● **SET EXERCISE**: Transcribe the data that follows precisely, omitting nothing.

● **DATA RECORDS**:
-.-.-

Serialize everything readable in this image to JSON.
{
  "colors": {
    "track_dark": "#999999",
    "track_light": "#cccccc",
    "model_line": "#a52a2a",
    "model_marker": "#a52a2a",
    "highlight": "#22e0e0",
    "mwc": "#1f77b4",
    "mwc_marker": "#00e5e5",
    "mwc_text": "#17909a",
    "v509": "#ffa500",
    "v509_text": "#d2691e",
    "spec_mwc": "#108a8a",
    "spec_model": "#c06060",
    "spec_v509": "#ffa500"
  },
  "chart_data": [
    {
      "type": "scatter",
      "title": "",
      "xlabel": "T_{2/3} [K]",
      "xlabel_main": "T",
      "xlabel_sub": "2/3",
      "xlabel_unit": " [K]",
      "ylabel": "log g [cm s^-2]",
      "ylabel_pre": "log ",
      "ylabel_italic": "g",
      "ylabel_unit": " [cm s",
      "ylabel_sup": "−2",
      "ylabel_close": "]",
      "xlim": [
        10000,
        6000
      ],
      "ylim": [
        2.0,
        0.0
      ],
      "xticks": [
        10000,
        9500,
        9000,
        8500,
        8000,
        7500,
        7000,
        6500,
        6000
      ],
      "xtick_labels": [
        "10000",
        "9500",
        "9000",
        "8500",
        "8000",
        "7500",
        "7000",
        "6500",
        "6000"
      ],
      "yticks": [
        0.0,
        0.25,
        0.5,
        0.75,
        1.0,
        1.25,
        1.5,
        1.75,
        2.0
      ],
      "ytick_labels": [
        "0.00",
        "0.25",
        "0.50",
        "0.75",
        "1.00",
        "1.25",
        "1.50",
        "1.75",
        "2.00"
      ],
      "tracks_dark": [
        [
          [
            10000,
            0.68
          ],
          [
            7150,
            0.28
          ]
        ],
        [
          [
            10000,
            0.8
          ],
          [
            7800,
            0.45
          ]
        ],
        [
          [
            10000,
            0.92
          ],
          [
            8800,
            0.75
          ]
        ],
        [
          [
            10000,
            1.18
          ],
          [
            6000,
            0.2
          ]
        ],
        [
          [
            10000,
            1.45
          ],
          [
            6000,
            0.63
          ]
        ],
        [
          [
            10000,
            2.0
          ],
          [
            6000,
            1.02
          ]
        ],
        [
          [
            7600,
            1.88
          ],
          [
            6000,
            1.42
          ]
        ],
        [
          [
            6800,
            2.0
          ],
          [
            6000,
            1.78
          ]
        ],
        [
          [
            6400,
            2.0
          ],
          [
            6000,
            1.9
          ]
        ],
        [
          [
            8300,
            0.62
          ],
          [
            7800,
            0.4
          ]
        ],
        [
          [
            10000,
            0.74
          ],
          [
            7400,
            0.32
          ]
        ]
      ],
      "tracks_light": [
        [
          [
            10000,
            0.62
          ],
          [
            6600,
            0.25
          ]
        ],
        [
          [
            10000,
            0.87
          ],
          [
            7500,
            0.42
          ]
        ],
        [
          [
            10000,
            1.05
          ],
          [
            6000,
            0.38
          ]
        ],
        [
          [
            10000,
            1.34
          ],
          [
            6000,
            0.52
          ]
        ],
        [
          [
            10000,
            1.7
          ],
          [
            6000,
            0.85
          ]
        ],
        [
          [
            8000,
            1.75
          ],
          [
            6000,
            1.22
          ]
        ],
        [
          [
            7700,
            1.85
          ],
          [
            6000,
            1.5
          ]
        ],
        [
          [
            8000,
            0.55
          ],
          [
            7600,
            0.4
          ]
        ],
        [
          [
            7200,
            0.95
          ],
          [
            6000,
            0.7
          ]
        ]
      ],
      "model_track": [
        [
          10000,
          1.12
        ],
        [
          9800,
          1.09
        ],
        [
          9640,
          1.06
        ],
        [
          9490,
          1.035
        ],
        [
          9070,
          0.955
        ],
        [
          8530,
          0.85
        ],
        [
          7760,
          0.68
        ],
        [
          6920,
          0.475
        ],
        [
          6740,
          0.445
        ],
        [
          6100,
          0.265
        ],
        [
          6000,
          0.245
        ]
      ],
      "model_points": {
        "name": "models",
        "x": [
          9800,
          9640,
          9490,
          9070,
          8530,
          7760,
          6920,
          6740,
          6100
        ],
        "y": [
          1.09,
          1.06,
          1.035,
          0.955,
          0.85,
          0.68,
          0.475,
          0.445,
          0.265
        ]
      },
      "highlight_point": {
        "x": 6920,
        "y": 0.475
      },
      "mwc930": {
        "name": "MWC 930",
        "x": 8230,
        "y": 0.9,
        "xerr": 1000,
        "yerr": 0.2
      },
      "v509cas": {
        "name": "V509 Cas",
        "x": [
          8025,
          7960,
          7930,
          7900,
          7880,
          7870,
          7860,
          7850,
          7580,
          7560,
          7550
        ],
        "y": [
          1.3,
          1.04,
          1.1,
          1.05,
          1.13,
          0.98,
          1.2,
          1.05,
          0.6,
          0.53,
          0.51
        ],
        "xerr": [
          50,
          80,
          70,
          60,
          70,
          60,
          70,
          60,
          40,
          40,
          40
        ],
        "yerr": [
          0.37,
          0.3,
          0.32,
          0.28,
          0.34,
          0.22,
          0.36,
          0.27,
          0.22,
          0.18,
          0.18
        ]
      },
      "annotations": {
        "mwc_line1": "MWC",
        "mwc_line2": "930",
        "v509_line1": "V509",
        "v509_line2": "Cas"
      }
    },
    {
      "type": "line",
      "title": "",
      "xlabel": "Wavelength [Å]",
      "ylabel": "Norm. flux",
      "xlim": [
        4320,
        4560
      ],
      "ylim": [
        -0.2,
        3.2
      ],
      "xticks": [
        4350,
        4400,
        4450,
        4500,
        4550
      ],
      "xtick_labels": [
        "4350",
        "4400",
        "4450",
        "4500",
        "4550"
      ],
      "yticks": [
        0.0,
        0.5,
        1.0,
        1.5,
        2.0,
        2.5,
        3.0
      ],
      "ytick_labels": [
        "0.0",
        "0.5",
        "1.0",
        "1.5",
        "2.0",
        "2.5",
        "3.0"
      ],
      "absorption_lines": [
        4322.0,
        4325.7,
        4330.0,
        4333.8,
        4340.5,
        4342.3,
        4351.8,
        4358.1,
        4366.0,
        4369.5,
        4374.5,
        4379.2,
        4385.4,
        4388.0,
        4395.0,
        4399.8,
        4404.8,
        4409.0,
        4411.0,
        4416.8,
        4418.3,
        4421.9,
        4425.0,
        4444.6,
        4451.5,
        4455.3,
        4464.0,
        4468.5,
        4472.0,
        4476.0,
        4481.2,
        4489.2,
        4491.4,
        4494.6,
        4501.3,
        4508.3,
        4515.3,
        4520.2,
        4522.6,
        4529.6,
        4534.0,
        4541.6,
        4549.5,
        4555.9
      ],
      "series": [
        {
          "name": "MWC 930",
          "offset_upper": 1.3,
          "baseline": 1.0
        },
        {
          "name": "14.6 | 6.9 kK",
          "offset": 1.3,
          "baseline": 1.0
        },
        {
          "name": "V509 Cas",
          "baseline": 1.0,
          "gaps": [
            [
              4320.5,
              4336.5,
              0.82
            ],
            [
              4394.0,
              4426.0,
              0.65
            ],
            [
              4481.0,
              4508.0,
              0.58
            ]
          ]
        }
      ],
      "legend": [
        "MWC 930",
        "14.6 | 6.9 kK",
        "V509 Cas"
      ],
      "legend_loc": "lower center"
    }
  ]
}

-.-.-

● **FINAL ANSWER**:
Serialize everything readable in this image to JSON.
{
  "colors": {
    "track_dark": "#999999",
    "track_light": "#cccccc",
    "model_line": "#a52a2a",
    "model_marker": "#a52a2a",
    "highlight": "#22e0e0",
    "mwc": "#1f77b4",
    "mwc_marker": "#00e5e5",
    "mwc_text": "#17909a",
    "v509": "#ffa500",
    "v509_text": "#d2691e",
    "spec_mwc": "#108a8a",
    "spec_model": "#c06060",
    "spec_v509": "#ffa500"
  },
  "chart_data": [
    {
      "type": "scatter",
      "title": "",
      "xlabel": "T_{2/3} [K]",
      "xlabel_main": "T",
      "xlabel_sub": "2/3",
      "xlabel_unit": " [K]",
      "ylabel": "log g [cm s^-2]",
      "ylabel_pre": "log ",
      "ylabel_italic": "g",
      "ylabel_unit": " [cm s",
      "ylabel_sup": "−2",
      "ylabel_close": "]",
      "xlim": [
        10000,
        6000
      ],
      "ylim": [
        2.0,
        0.0
      ],
      "xticks": [
        10000,
        9500,
        9000,
        8500,
        8000,
        7500,
        7000,
        6500,
        6000
      ],
      "xtick_labels": [
        "10000",
        "9500",
        "9000",
        "8500",
        "8000",
        "7500",
        "7000",
        "6500",
        "6000"
      ],
      "yticks": [
        0.0,
        0.25,
        0.5,
        0.75,
        1.0,
        1.25,
        1.5,
        1.75,
        2.0
      ],
      "ytick_labels": [
        "0.00",
        "0.25",
        "0.50",
        "0.75",
        "1.00",
        "1.25",
        "1.50",
        "1.75",
        "2.00"
      ],
      "tracks_dark": [
        [
          [
            10000,
            0.68
          ],
          [
            7150,
            0.28
          ]
        ],
        [
          [
            10000,
            0.8
          ],
          [
            7800,
            0.45
          ]
        ],
        [
          [
            10000,
            0.92
          ],
          [
            8800,
            0.75
          ]
        ],
        [
          [
            10000,
            1.18
          ],
          [
            6000,
            0.2
          ]
        ],
        [
          [
            10000,
            1.45
          ],
          [
            6000,
            0.63
          ]
        ],
        [
          [
            10000,
            2.0
          ],
          [
            6000,
            1.02
          ]
        ],
        [
          [
            7600,
            1.88
          ],
          [
            6000,
            1.42
          ]
        ],
        [
          [
            6800,
            2.0
          ],
          [
            6000,
            1.78
          ]
        ],
        [
          [
            6400,
            2.0
          ],
          [
            6000,
            1.9
          ]
        ],
        [
          [
            8300,
            0.62
          ],
          [
            7800,
            0.4
          ]
        ],
        [
          [
            10000,
            0.74
          ],
          [
            7400,
            0.32
          ]
        ]
      ],
      "tracks_light": [
        [
          [
            10000,
            0.62
          ],
          [
            6600,
            0.25
          ]
        ],
        [
          [
            10000,
            0.87
          ],
          [
            7500,
            0.42
          ]
        ],
        [
          [
            10000,
            1.05
          ],
          [
            6000,
            0.38
          ]
        ],
        [
          [
            10000,
            1.34
          ],
          [
            6000,
            0.52
          ]
        ],
        [
          [
            10000,
            1.7
          ],
          [
            6000,
            0.85
          ]
        ],
        [
          [
            8000,
            1.75
          ],
          [
            6000,
            1.22
          ]
        ],
        [
          [
            7700,
            1.85
          ],
          [
            6000,
            1.5
          ]
        ],
        [
          [
            8000,
            0.55
          ],
          [
            7600,
            0.4
          ]
        ],
        [
          [
            7200,
            0.95
          ],
          [
            6000,
            0.7
          ]
        ]
      ],
      "model_track": [
        [
          10000,
          1.12
        ],
        [
          9800,
          1.09
        ],
        [
          9640,
          1.06
        ],
        [
          9490,
          1.035
        ],
        [
          9070,
          0.955
        ],
        [
          8530,
          0.85
        ],
        [
          7760,
          0.68
        ],
        [
          6920,
          0.475
        ],
        [
          6740,
          0.445
        ],
        [
          6100,
          0.265
        ],
        [
          6000,
          0.245
        ]
      ],
      "model_points": {
        "name": "models",
        "x": [
          9800,
          9640,
          9490,
          9070,
          8530,
          7760,
          6920,
          6740,
          6100
        ],
        "y": [
          1.09,
          1.06,
          1.035,
          0.955,
          0.85,
          0.68,
          0.475,
          0.445,
          0.265
        ]
      },
      "highlight_point": {
        "x": 6920,
        "y": 0.475
      },
      "mwc930": {
        "name": "MWC 930",
        "x": 8230,
        "y": 0.9,
        "xerr": 1000,
        "yerr": 0.2
      },
      "v509cas": {
        "name": "V509 Cas",
        "x": [
          8025,
          7960,
          7930,
          7900,
          7880,
          7870,
          7860,
          7850,
          7580,
          7560,
          7550
        ],
        "y": [
          1.3,
          1.04,
          1.1,
          1.05,
          1.13,
          0.98,
          1.2,
          1.05,
          0.6,
          0.53,
          0.51
        ],
        "xerr": [
          50,
          80,
          70,
          60,
          70,
          60,
          70,
          60,
          40,
          40,
          40
        ],
        "yerr": [
          0.37,
          0.3,
          0.32,
          0.28,
          0.34,
          0.22,
          0.36,
          0.27,
          0.22,
          0.18,
          0.18
        ]
      },
      "annotations": {
        "mwc_line1": "MWC",
        "mwc_line2": "930",
        "v509_line1": "V509",
        "v509_line2": "Cas"
      }
    },
    {
      "type": "line",
      "title": "",
      "xlabel": "Wavelength [Å]",
      "ylabel": "Norm. flux",
      "xlim": [
        4320,
        4560
      ],
      "ylim": [
        -0.2,
        3.2
      ],
      "xticks": [
        4350,
        4400,
        4450,
        4500,
        4550
      ],
      "xtick_labels": [
        "4350",
        "4400",
        "4450",
        "4500",
        "4550"
      ],
      "yticks": [
        0.0,
        0.5,
        1.0,
        1.5,
        2.0,
        2.5,
        3.0
      ],
      "ytick_labels": [
        "0.0",
        "0.5",
        "1.0",
        "1.5",
        "2.0",
        "2.5",
        "3.0"
      ],
      "absorption_lines": [
        4322.0,
        4325.7,
        4330.0,
        4333.8,
        4340.5,
        4342.3,
        4351.8,
        4358.1,
        4366.0,
        4369.5,
        4374.5,
        4379.2,
        4385.4,
        4388.0,
        4395.0,
        4399.8,
        4404.8,
        4409.0,
        4411.0,
        4416.8,
        4418.3,
        4421.9,
        4425.0,
        4444.6,
        4451.5,
        4455.3,
        4464.0,
        4468.5,
        4472.0,
        4476.0,
        4481.2,
        4489.2,
        4491.4,
        4494.6,
        4501.3,
        4508.3,
        4515.3,
        4520.2,
        4522.6,
        4529.6,
        4534.0,
        4541.6,
        4549.5,
        4555.9
      ],
      "series": [
        {
          "name": "MWC 930",
          "offset_upper": 1.3,
          "baseline": 1.0
        },
        {
          "name": "14.6 | 6.9 kK",
          "offset": 1.3,
          "baseline": 1.0
        },
        {
          "name": "V509 Cas",
          "baseline": 1.0,
          "gaps": [
            [
              4320.5,
              4336.5,
              0.82
            ],
            [
              4394.0,
              4426.0,
              0.65
            ],
            [
              4481.0,
              4508.0,
              0.58
            ]
          ]
        }
      ],
      "legend": [
        "MWC 930",
        "14.6 | 6.9 kK",
        "V509 Cas"
      ],
      "legend_loc": "lower center"
    }
  ]
}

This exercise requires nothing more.